#### Directions for this task
Give the number of lines in the records below that include "helloworld", and nothing more.

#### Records
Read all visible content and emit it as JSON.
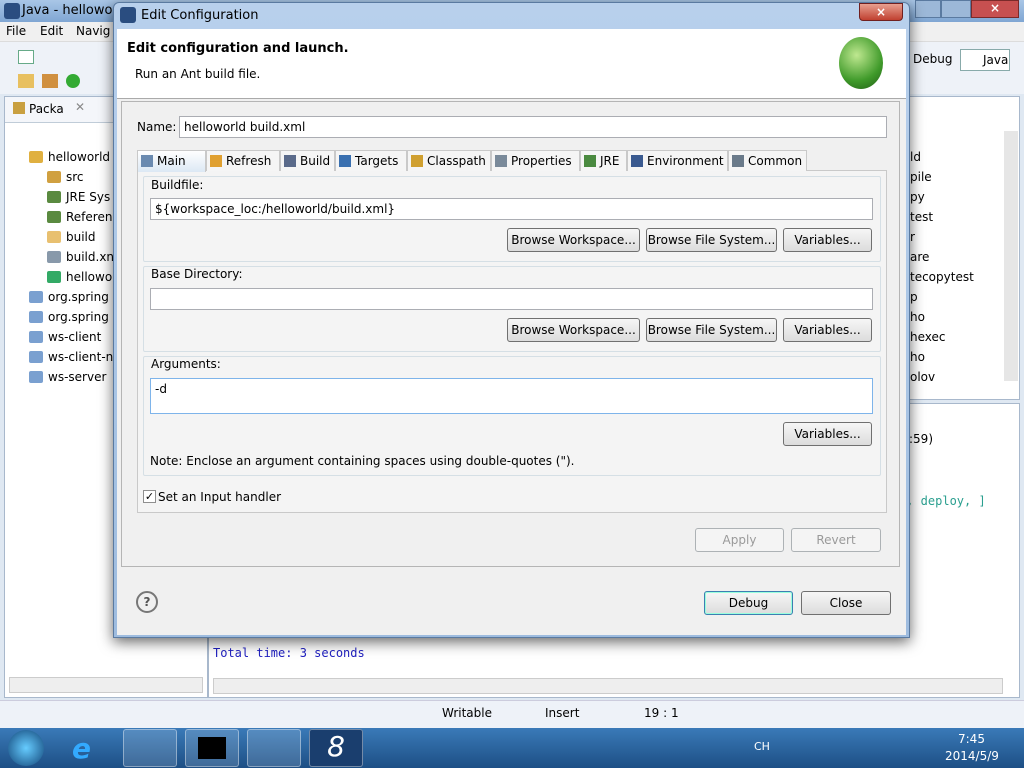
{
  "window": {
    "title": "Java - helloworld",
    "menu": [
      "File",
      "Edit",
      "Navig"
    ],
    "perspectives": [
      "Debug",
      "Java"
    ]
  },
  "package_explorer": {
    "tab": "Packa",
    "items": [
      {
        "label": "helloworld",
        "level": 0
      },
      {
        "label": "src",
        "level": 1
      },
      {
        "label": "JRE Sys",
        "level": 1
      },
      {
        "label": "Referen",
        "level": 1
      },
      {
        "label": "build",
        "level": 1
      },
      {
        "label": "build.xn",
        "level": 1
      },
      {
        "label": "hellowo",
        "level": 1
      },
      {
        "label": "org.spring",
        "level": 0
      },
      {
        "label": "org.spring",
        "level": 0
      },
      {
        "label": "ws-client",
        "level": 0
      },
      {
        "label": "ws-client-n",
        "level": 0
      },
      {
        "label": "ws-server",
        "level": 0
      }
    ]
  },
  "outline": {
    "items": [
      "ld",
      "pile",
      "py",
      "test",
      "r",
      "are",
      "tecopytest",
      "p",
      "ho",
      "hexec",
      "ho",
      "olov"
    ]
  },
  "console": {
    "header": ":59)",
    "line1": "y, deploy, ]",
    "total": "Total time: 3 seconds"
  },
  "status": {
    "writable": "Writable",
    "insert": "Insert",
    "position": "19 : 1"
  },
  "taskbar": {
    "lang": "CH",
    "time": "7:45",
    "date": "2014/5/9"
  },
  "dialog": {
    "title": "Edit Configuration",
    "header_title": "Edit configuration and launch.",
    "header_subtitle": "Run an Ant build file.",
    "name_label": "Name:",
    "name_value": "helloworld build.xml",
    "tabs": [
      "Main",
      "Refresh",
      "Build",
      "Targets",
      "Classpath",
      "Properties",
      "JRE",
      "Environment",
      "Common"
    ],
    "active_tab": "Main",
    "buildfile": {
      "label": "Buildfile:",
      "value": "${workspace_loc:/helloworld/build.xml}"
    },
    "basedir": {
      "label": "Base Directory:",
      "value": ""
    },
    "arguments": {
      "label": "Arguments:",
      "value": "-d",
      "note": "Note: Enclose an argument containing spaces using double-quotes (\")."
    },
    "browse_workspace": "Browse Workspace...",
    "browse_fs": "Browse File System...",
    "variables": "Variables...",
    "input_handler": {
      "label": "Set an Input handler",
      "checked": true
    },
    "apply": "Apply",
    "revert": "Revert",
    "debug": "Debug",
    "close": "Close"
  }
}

#### Expected output
4